* Instructions for the task
Rename "search-icon" to "magnifier-icon" in the records from the line with "suggestion-completion: ci outlet" to the line with "charging-bolt-icon [1070, 85, 1084, 111]". Return only those lines, with everything else left unchanged.

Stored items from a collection
--- Start ---

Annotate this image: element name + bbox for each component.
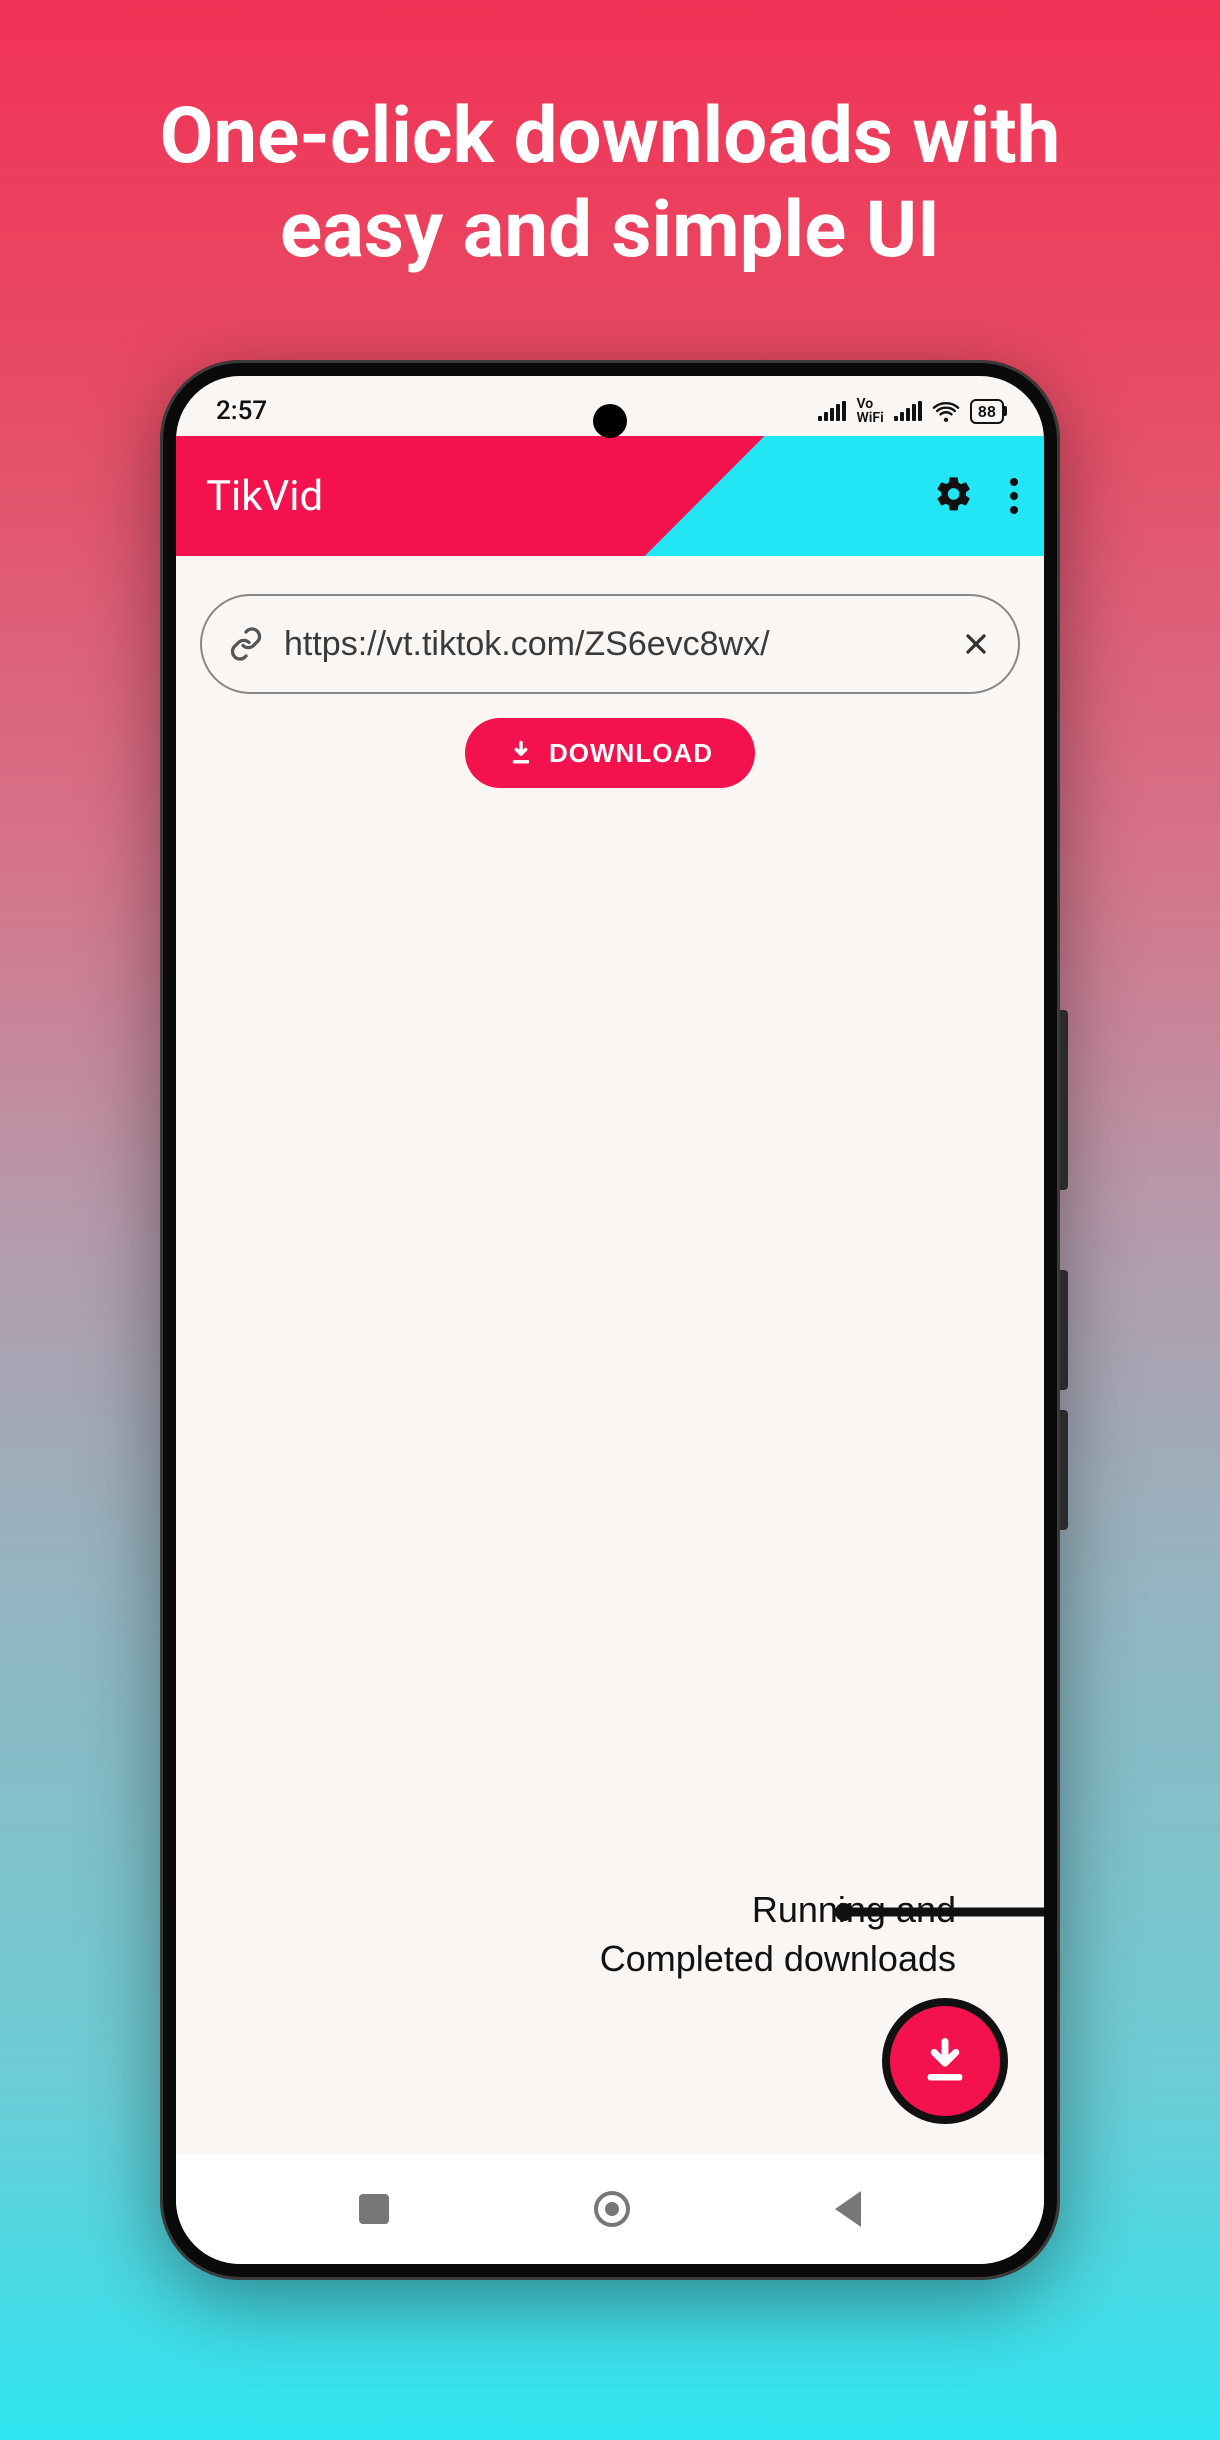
battery-indicator: 88 (970, 399, 1004, 424)
url-input[interactable] (284, 625, 940, 664)
signal-icon-2 (894, 401, 922, 421)
app-title: TikVid (206, 472, 323, 521)
callout-annotation: Running and Completed downloads (456, 1886, 956, 1983)
headline-line1: One-click downloads with (160, 91, 1061, 182)
more-menu-icon[interactable] (1010, 478, 1018, 514)
status-time: 2:57 (216, 396, 267, 426)
download-button-label: DOWNLOAD (549, 738, 713, 769)
promo-headline: One-click downloads with easy and simple… (0, 0, 1220, 277)
camera-hole (593, 404, 627, 438)
phone-side-buttons (1060, 1010, 1068, 1550)
status-indicators: VoWiFi 88 (818, 397, 1004, 425)
signal-icon-1 (818, 401, 846, 421)
clear-icon[interactable] (960, 628, 992, 660)
headline-line2: easy and simple UI (280, 185, 940, 276)
phone-frame: 2:57 VoWiFi 88 T (160, 360, 1060, 2280)
wifi-icon (932, 400, 960, 422)
download-icon (507, 739, 535, 767)
vo-wifi-label: VoWiFi (856, 397, 883, 425)
content-area: DOWNLOAD (176, 556, 1044, 788)
nav-recent-button[interactable] (359, 2194, 389, 2224)
app-header: TikVid (176, 436, 1044, 556)
nav-home-button[interactable] (594, 2191, 630, 2227)
download-button[interactable]: DOWNLOAD (465, 718, 755, 788)
settings-icon[interactable] (934, 474, 974, 518)
link-icon (228, 626, 264, 662)
phone-screen: 2:57 VoWiFi 88 T (176, 376, 1044, 2264)
url-input-field[interactable] (200, 594, 1020, 694)
callout-connector (834, 1902, 1044, 2222)
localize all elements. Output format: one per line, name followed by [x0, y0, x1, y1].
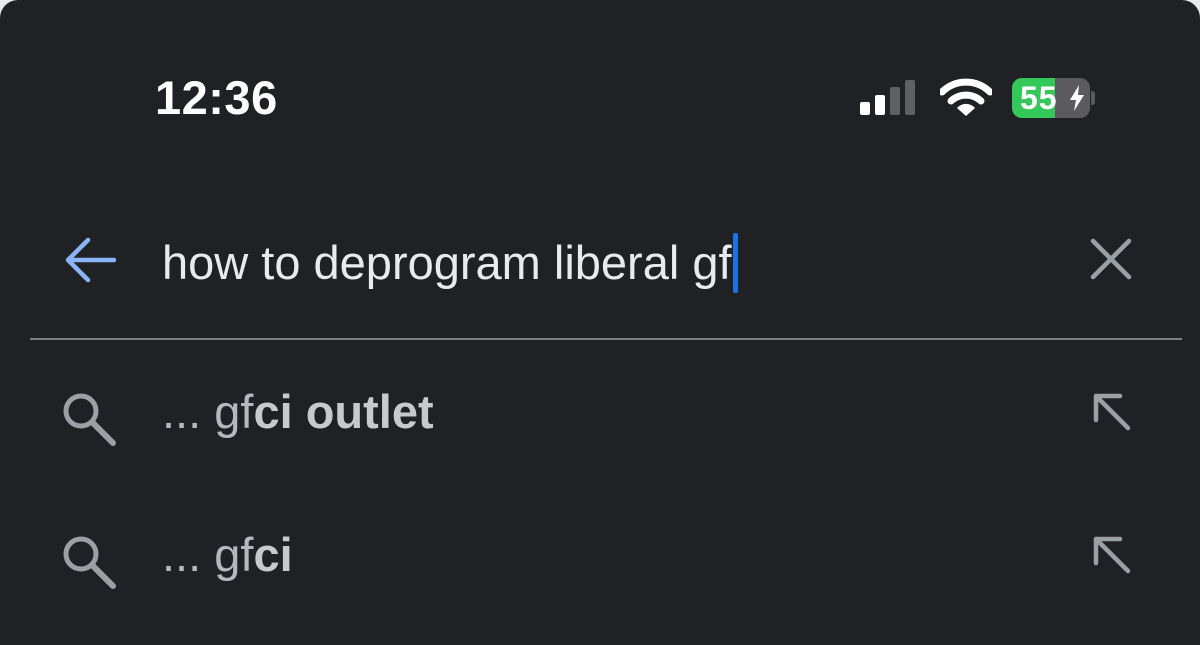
suggestion-completion: ci outlet [253, 385, 434, 438]
arrow-left-icon[interactable] [62, 236, 118, 284]
suggestion-text: ... gfci outlet [162, 384, 434, 439]
search-icon [63, 536, 116, 589]
suggestion-item[interactable]: ... gfci [0, 503, 1200, 623]
search-icon [63, 393, 116, 446]
suggestion-prefix: ... gf [162, 385, 254, 438]
close-icon[interactable] [1088, 236, 1134, 282]
battery-indicator: 55 [1012, 78, 1090, 118]
suggestion-item[interactable]: ... gfci outlet [0, 360, 1200, 480]
charging-bolt-icon [1070, 85, 1084, 111]
arrow-up-left-icon[interactable] [1090, 533, 1134, 577]
wifi-icon [940, 78, 992, 116]
search-query-text: how to deprogram liberal gf [162, 236, 732, 289]
search-input[interactable]: how to deprogram liberal gf [162, 232, 1042, 298]
battery-nub [1091, 91, 1095, 105]
text-cursor [732, 233, 738, 293]
suggestion-text: ... gfci [162, 527, 293, 582]
search-divider [30, 338, 1182, 340]
phone-screen: 12:36 55 how to deprogram liberal gf ...… [0, 0, 1200, 645]
suggestion-completion: ci [253, 528, 293, 581]
suggestion-prefix: ... gf [162, 528, 254, 581]
status-time: 12:36 [155, 71, 278, 124]
cellular-signal-icon [860, 80, 915, 115]
battery-percentage: 55 [1020, 80, 1058, 116]
arrow-up-left-icon[interactable] [1090, 390, 1134, 434]
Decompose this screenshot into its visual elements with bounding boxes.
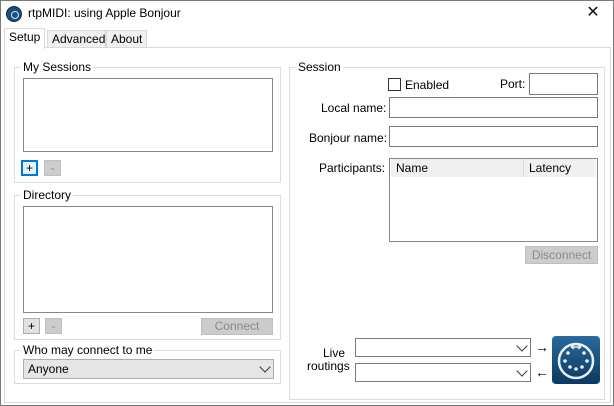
remove-session-button[interactable]: - (44, 160, 61, 176)
who-may-connect-dropdown[interactable]: Anyone (23, 359, 274, 379)
routing-in-dropdown[interactable] (355, 363, 531, 382)
who-may-connect-group: Who may connect to me Anyone (14, 343, 281, 384)
session-group: Session Enabled Port: Local name: Bonjou… (289, 60, 605, 400)
local-name-input[interactable] (389, 97, 598, 118)
arrow-right-icon: → (535, 339, 549, 355)
chevron-down-icon (259, 361, 271, 373)
arrow-left-icon: ← (535, 364, 549, 380)
bonjour-name-input[interactable] (389, 126, 598, 147)
port-label: Port: (500, 77, 526, 91)
session-title: Session (296, 60, 343, 74)
enabled-label: Enabled (405, 78, 450, 92)
bonjour-name-label: Bonjour name: (309, 131, 388, 145)
directory-title: Directory (21, 188, 74, 202)
live-routings-label-line2: routings (307, 359, 350, 373)
app-window: rtpMIDI: using Apple Bonjour ✕ Setup Adv… (0, 0, 614, 406)
setup-panel: My Sessions + - Directory + - Connect Wh… (4, 47, 611, 403)
who-may-connect-value: Anyone (28, 362, 69, 376)
directory-list[interactable] (23, 206, 273, 313)
chevron-down-icon (516, 340, 528, 352)
port-input[interactable] (529, 73, 598, 95)
tab-about[interactable]: About (106, 30, 147, 48)
midi-din-logo (552, 336, 600, 384)
participants-label: Participants: (319, 161, 386, 175)
remove-directory-button[interactable]: - (45, 318, 62, 334)
enabled-checkbox[interactable] (388, 78, 401, 91)
participants-table[interactable]: Name Latency (389, 158, 598, 242)
tab-setup[interactable]: Setup (4, 28, 45, 49)
chevron-down-icon (516, 365, 528, 377)
routing-out-dropdown[interactable] (355, 338, 531, 357)
window-title: rtpMIDI: using Apple Bonjour (28, 6, 181, 20)
live-routings-label-line1: Live (322, 346, 345, 360)
add-directory-button[interactable]: + (23, 318, 40, 334)
directory-group: Directory + - Connect (14, 188, 281, 340)
disconnect-button[interactable]: Disconnect (525, 246, 598, 264)
connect-button[interactable]: Connect (201, 318, 273, 335)
column-header-name[interactable]: Name (391, 159, 524, 177)
rtpmidi-app-icon[interactable] (6, 6, 22, 22)
close-icon[interactable]: ✕ (579, 3, 607, 23)
local-name-label: Local name: (321, 101, 387, 115)
who-may-connect-title: Who may connect to me (21, 343, 155, 357)
my-sessions-group: My Sessions + - (14, 60, 281, 183)
my-sessions-list[interactable] (23, 78, 273, 152)
midi-din-icon (557, 342, 595, 380)
add-session-button[interactable]: + (21, 160, 38, 176)
column-header-latency[interactable]: Latency (524, 159, 596, 177)
title-bar[interactable]: rtpMIDI: using Apple Bonjour ✕ (1, 1, 613, 26)
tab-advanced[interactable]: Advanced (47, 30, 106, 48)
my-sessions-title: My Sessions (21, 60, 94, 74)
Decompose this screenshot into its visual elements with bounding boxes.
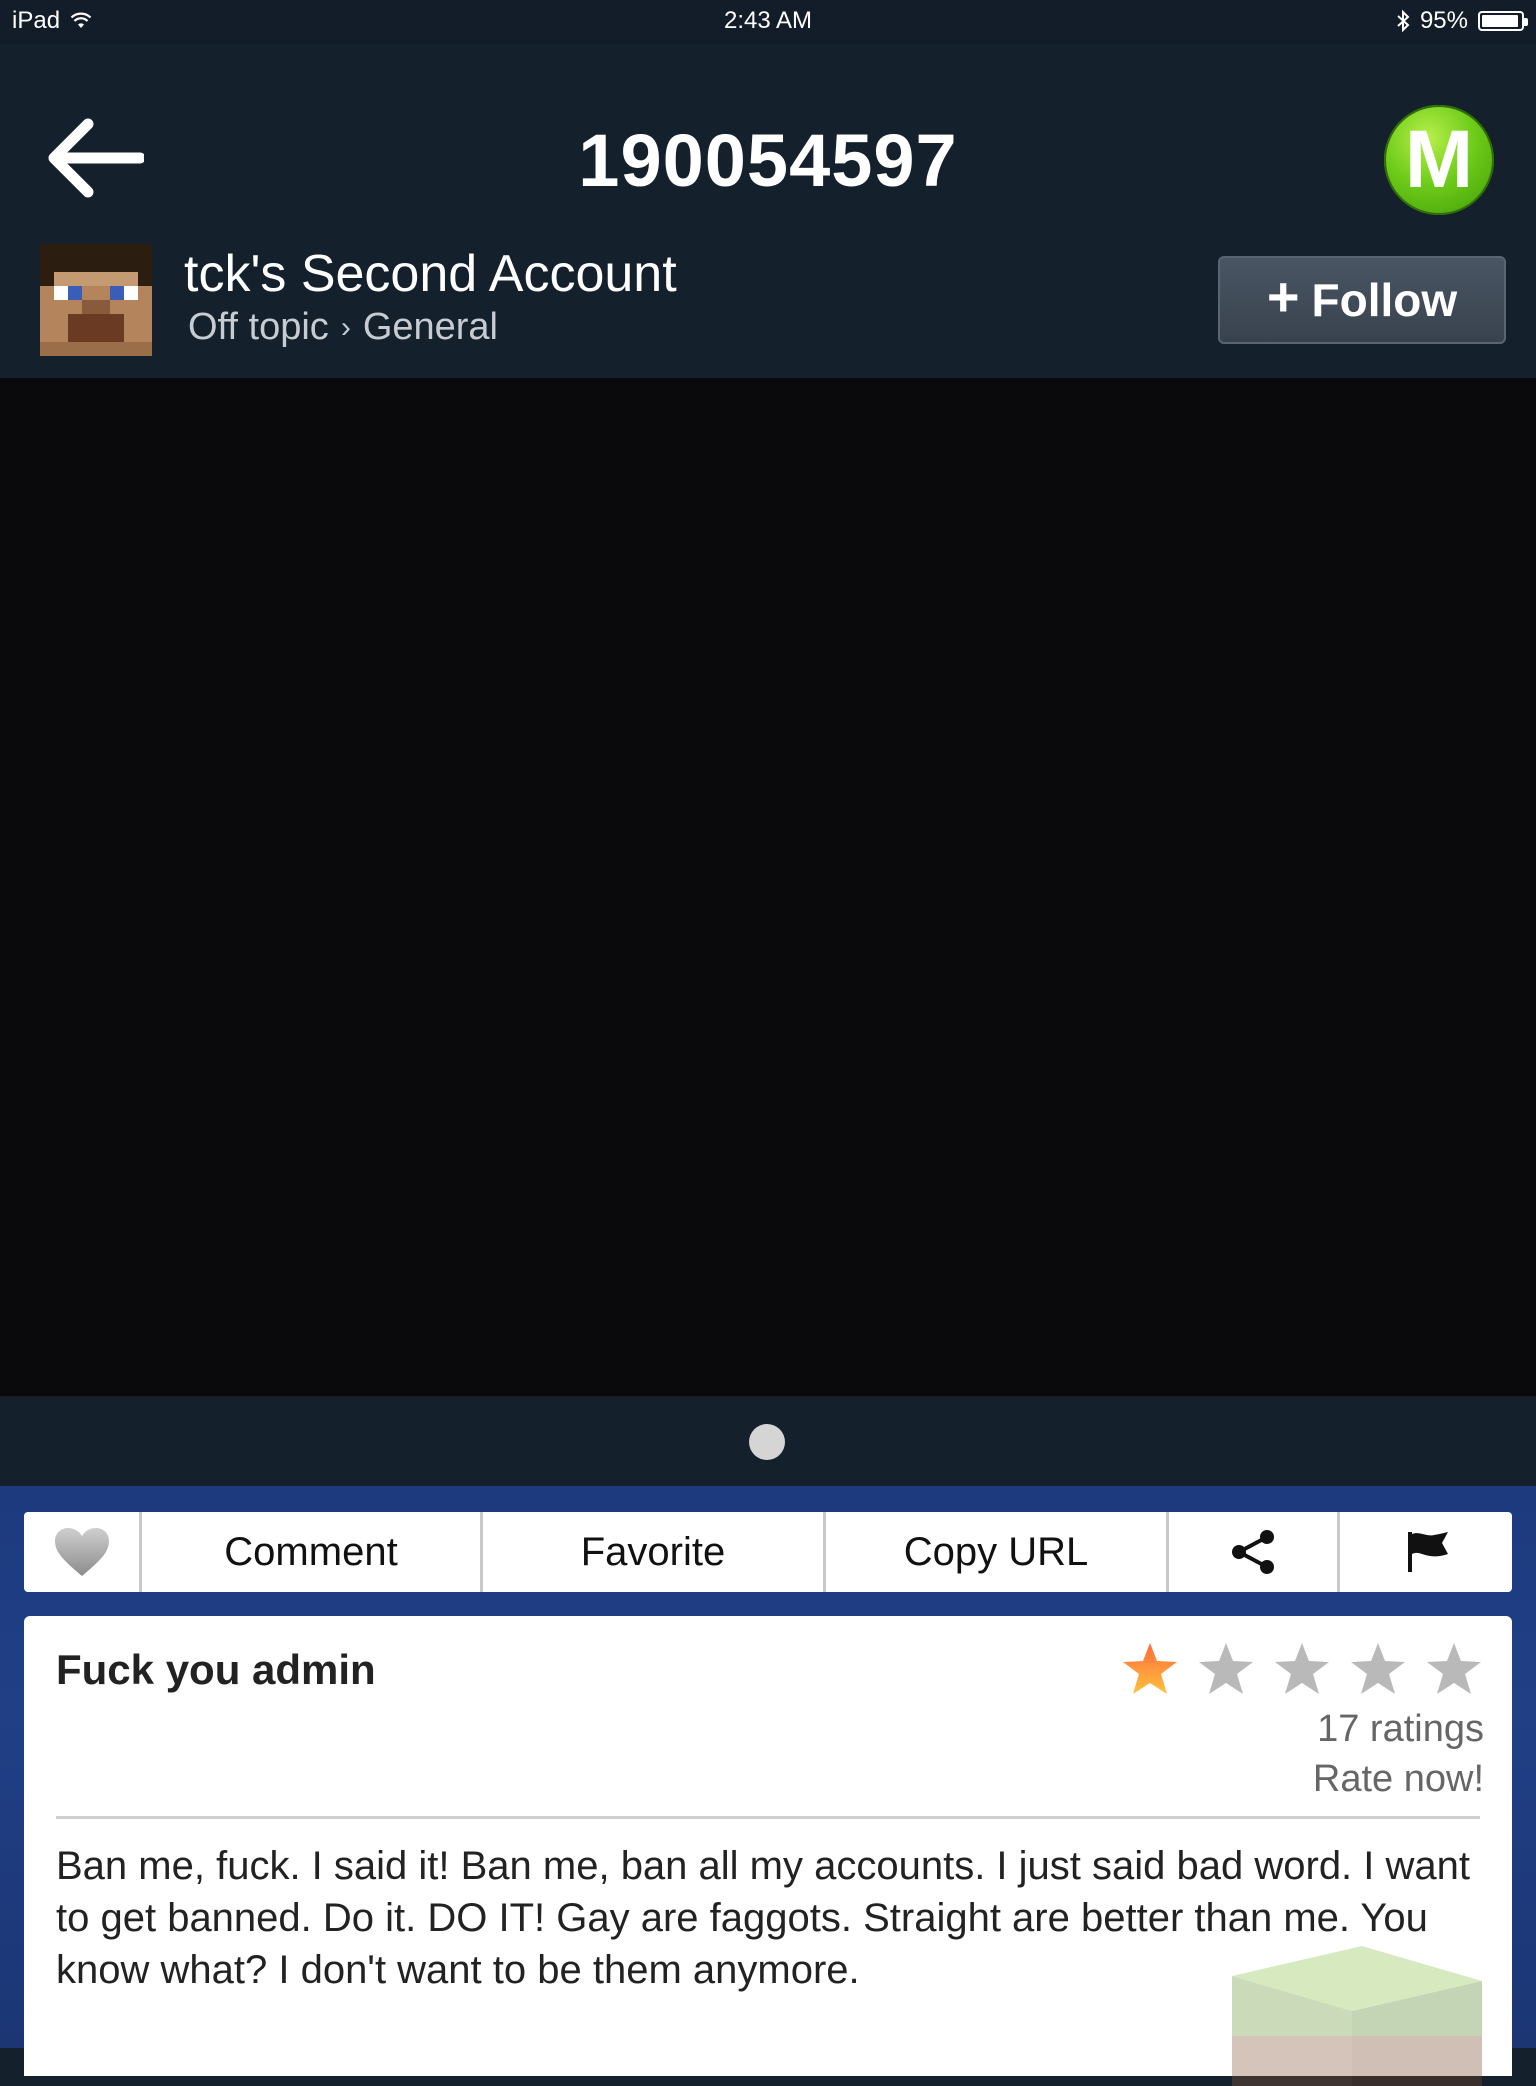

--- End ---

* Written answer
suggestion-completion: ci outlet [253, 385, 434, 438]
arrow-left-icon[interactable] [62, 236, 118, 284]
suggestion-text: ... gfci outlet [162, 384, 434, 439]
magnifier-icon [63, 536, 116, 589]
suggestion-item[interactable]: ... gfci [0, 503, 1200, 623]
magnifier-icon [63, 393, 116, 446]
suggestion-prefix: ... gf [162, 385, 254, 438]
close-icon[interactable] [1088, 236, 1134, 282]
battery-indicator: 55 [1012, 78, 1090, 118]
suggestion-item[interactable]: ... gfci outlet [0, 360, 1200, 480]
charging-bolt-icon [1070, 85, 1084, 111]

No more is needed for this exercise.